• [WHAT IS NEEDED] Copy out every line of the records below without changing anything.

• [DATASET ENTRIES]
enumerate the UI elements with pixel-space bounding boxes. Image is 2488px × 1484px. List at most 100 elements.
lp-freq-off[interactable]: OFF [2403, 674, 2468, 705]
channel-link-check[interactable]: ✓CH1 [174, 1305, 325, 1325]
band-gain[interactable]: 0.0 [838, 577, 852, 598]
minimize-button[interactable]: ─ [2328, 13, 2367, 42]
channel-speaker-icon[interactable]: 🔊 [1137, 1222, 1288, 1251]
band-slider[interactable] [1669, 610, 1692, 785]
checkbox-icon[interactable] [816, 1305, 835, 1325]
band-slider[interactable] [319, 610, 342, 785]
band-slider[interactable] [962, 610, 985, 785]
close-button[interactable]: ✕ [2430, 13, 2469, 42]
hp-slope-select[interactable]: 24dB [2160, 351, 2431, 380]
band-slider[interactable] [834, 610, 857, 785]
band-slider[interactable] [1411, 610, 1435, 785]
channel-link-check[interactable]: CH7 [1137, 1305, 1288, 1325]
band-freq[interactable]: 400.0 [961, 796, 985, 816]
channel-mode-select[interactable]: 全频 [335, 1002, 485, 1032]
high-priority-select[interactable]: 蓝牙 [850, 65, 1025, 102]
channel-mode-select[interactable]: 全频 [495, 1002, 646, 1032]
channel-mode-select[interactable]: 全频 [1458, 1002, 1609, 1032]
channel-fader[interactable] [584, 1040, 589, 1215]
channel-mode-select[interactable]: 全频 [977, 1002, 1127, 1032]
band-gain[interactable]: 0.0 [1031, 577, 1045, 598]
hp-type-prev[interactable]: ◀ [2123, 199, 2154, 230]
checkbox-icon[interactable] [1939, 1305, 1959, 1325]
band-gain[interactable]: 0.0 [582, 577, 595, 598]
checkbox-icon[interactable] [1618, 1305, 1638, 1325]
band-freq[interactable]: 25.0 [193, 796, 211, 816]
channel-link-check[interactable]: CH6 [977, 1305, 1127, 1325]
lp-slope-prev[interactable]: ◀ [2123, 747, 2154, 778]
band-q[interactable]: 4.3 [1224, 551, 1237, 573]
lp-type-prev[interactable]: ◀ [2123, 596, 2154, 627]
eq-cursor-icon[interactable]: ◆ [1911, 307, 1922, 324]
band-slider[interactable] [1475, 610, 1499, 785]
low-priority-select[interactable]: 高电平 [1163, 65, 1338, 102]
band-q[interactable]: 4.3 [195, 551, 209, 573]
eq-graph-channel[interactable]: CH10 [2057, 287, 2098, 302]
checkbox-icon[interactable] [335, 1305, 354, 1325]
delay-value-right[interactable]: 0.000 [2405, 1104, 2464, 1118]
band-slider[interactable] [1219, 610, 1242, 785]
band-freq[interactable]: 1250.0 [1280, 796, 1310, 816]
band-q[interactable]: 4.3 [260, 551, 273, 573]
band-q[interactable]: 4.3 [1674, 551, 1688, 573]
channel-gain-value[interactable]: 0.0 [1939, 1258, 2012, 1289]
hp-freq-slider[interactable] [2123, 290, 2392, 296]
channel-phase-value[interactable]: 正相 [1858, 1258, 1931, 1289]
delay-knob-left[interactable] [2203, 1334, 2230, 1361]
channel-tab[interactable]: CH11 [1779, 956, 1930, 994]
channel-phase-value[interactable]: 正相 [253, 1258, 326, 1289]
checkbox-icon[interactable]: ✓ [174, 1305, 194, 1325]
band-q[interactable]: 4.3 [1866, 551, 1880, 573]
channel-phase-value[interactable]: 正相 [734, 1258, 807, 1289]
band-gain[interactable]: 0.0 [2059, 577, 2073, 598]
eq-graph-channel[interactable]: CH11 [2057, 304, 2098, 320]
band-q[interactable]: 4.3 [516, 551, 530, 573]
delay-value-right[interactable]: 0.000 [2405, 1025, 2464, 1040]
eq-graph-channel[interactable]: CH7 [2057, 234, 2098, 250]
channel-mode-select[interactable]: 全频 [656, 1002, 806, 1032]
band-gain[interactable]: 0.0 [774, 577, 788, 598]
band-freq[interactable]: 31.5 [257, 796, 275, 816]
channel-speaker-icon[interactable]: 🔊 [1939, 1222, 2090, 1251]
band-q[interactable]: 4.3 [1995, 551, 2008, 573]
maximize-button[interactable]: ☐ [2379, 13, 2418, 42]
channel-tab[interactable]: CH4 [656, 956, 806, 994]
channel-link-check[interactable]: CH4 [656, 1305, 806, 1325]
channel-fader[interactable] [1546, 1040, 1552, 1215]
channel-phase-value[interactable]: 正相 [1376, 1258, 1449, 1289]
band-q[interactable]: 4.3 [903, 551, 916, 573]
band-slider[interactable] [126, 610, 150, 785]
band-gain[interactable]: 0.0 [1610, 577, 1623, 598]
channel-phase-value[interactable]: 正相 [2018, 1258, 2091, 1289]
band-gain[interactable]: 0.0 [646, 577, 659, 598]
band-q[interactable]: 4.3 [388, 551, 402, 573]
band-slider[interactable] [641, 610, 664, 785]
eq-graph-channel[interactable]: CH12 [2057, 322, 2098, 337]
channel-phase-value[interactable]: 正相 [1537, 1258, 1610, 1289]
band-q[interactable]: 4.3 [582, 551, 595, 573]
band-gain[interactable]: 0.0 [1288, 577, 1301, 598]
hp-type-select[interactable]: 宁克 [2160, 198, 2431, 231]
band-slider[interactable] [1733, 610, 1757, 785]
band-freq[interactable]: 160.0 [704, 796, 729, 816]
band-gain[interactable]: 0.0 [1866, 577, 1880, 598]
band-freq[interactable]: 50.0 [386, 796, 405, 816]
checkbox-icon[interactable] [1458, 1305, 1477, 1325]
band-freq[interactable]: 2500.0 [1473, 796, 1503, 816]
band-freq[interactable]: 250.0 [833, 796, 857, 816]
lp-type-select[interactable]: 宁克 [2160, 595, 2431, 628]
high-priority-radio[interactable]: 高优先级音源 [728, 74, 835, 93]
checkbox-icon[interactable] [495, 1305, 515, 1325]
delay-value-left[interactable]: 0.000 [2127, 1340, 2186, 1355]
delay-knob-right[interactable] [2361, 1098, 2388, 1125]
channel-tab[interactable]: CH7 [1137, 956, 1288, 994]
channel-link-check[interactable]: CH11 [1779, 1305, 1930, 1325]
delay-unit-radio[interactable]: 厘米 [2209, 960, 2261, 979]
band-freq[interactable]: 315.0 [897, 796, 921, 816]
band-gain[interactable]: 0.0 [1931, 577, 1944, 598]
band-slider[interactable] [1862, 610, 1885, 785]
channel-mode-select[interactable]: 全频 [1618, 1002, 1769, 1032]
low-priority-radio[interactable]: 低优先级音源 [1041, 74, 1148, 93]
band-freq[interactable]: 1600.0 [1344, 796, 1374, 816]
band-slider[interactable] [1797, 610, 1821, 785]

• [ANSWER IN FULL]
enumerate the UI elements with pixel-space bounding boxes. Image is 2488px × 1484px. List at most 100 elements.
lp-freq-off[interactable]: OFF [2403, 674, 2468, 705]
channel-link-check[interactable]: ✓CH1 [174, 1305, 325, 1325]
band-gain[interactable]: 0.0 [838, 577, 852, 598]
minimize-button[interactable]: ─ [2328, 13, 2367, 42]
channel-speaker-icon[interactable]: 🔊 [1137, 1222, 1288, 1251]
band-slider[interactable] [1669, 610, 1692, 785]
checkbox-icon[interactable] [816, 1305, 835, 1325]
band-slider[interactable] [319, 610, 342, 785]
band-slider[interactable] [962, 610, 985, 785]
close-button[interactable]: ✕ [2430, 13, 2469, 42]
hp-slope-select[interactable]: 24dB [2160, 351, 2431, 380]
band-slider[interactable] [834, 610, 857, 785]
band-slider[interactable] [1411, 610, 1435, 785]
channel-link-check[interactable]: CH7 [1137, 1305, 1288, 1325]
band-freq[interactable]: 400.0 [961, 796, 985, 816]
channel-mode-select[interactable]: 全频 [335, 1002, 485, 1032]
high-priority-select[interactable]: 蓝牙 [850, 65, 1025, 102]
channel-mode-select[interactable]: 全频 [495, 1002, 646, 1032]
channel-mode-select[interactable]: 全频 [1458, 1002, 1609, 1032]
channel-fader[interactable] [584, 1040, 589, 1215]
channel-mode-select[interactable]: 全频 [977, 1002, 1127, 1032]
band-gain[interactable]: 0.0 [1031, 577, 1045, 598]
hp-type-prev[interactable]: ◀ [2123, 199, 2154, 230]
checkbox-icon[interactable] [1939, 1305, 1959, 1325]
band-gain[interactable]: 0.0 [582, 577, 595, 598]
checkbox-icon[interactable] [1618, 1305, 1638, 1325]
band-freq[interactable]: 25.0 [193, 796, 211, 816]
channel-link-check[interactable]: CH6 [977, 1305, 1127, 1325]
lp-slope-prev[interactable]: ◀ [2123, 747, 2154, 778]
band-q[interactable]: 4.3 [1224, 551, 1237, 573]
lp-type-prev[interactable]: ◀ [2123, 596, 2154, 627]
eq-cursor-icon[interactable]: ◆ [1911, 307, 1922, 324]
band-slider[interactable] [1475, 610, 1499, 785]
low-priority-select[interactable]: 高电平 [1163, 65, 1338, 102]
band-q[interactable]: 4.3 [195, 551, 209, 573]
eq-graph-channel[interactable]: CH10 [2057, 287, 2098, 302]
checkbox-icon[interactable] [335, 1305, 354, 1325]
delay-value-right[interactable]: 0.000 [2405, 1104, 2464, 1118]
band-slider[interactable] [1219, 610, 1242, 785]
band-freq[interactable]: 1250.0 [1280, 796, 1310, 816]
band-q[interactable]: 4.3 [260, 551, 273, 573]
band-q[interactable]: 4.3 [1674, 551, 1688, 573]
channel-gain-value[interactable]: 0.0 [1939, 1258, 2012, 1289]
hp-freq-slider[interactable] [2123, 290, 2392, 296]
channel-phase-value[interactable]: 正相 [1858, 1258, 1931, 1289]
delay-knob-left[interactable] [2203, 1334, 2230, 1361]
channel-tab[interactable]: CH11 [1779, 956, 1930, 994]
channel-phase-value[interactable]: 正相 [253, 1258, 326, 1289]
checkbox-icon[interactable]: ✓ [174, 1305, 194, 1325]
band-q[interactable]: 4.3 [1866, 551, 1880, 573]
channel-phase-value[interactable]: 正相 [734, 1258, 807, 1289]
band-gain[interactable]: 0.0 [2059, 577, 2073, 598]
eq-graph-channel[interactable]: CH11 [2057, 304, 2098, 320]
band-q[interactable]: 4.3 [516, 551, 530, 573]
delay-value-right[interactable]: 0.000 [2405, 1025, 2464, 1040]
eq-graph-channel[interactable]: CH7 [2057, 234, 2098, 250]
channel-mode-select[interactable]: 全频 [656, 1002, 806, 1032]
band-gain[interactable]: 0.0 [774, 577, 788, 598]
band-freq[interactable]: 31.5 [257, 796, 275, 816]
channel-speaker-icon[interactable]: 🔊 [1939, 1222, 2090, 1251]
band-q[interactable]: 4.3 [1995, 551, 2008, 573]
maximize-button[interactable]: ☐ [2379, 13, 2418, 42]
channel-tab[interactable]: CH4 [656, 956, 806, 994]
channel-link-check[interactable]: CH4 [656, 1305, 806, 1325]
channel-fader[interactable] [1546, 1040, 1552, 1215]
channel-phase-value[interactable]: 正相 [1376, 1258, 1449, 1289]
band-q[interactable]: 4.3 [903, 551, 916, 573]
band-slider[interactable] [126, 610, 150, 785]
band-gain[interactable]: 0.0 [1610, 577, 1623, 598]
channel-phase-value[interactable]: 正相 [2018, 1258, 2091, 1289]
band-gain[interactable]: 0.0 [646, 577, 659, 598]
band-q[interactable]: 4.3 [388, 551, 402, 573]
band-slider[interactable] [641, 610, 664, 785]
eq-graph-channel[interactable]: CH12 [2057, 322, 2098, 337]
channel-phase-value[interactable]: 正相 [1537, 1258, 1610, 1289]
band-q[interactable]: 4.3 [582, 551, 595, 573]
band-gain[interactable]: 0.0 [1288, 577, 1301, 598]
hp-type-select[interactable]: 宁克 [2160, 198, 2431, 231]
band-slider[interactable] [1733, 610, 1757, 785]
band-freq[interactable]: 160.0 [704, 796, 729, 816]
band-gain[interactable]: 0.0 [1866, 577, 1880, 598]
band-freq[interactable]: 50.0 [386, 796, 405, 816]
checkbox-icon[interactable] [1458, 1305, 1477, 1325]
band-freq[interactable]: 2500.0 [1473, 796, 1503, 816]
band-freq[interactable]: 250.0 [833, 796, 857, 816]
lp-type-select[interactable]: 宁克 [2160, 595, 2431, 628]
high-priority-radio[interactable]: 高优先级音源 [728, 74, 835, 93]
checkbox-icon[interactable] [495, 1305, 515, 1325]
delay-value-left[interactable]: 0.000 [2127, 1340, 2186, 1355]
delay-knob-right[interactable] [2361, 1098, 2388, 1125]
channel-tab[interactable]: CH7 [1137, 956, 1288, 994]
channel-link-check[interactable]: CH11 [1779, 1305, 1930, 1325]
delay-unit-radio[interactable]: 厘米 [2209, 960, 2261, 979]
band-freq[interactable]: 315.0 [897, 796, 921, 816]
band-gain[interactable]: 0.0 [1931, 577, 1944, 598]
band-slider[interactable] [1862, 610, 1885, 785]
channel-mode-select[interactable]: 全频 [1618, 1002, 1769, 1032]
low-priority-radio[interactable]: 低优先级音源 [1041, 74, 1148, 93]
band-freq[interactable]: 1600.0 [1344, 796, 1374, 816]
band-slider[interactable] [1797, 610, 1821, 785]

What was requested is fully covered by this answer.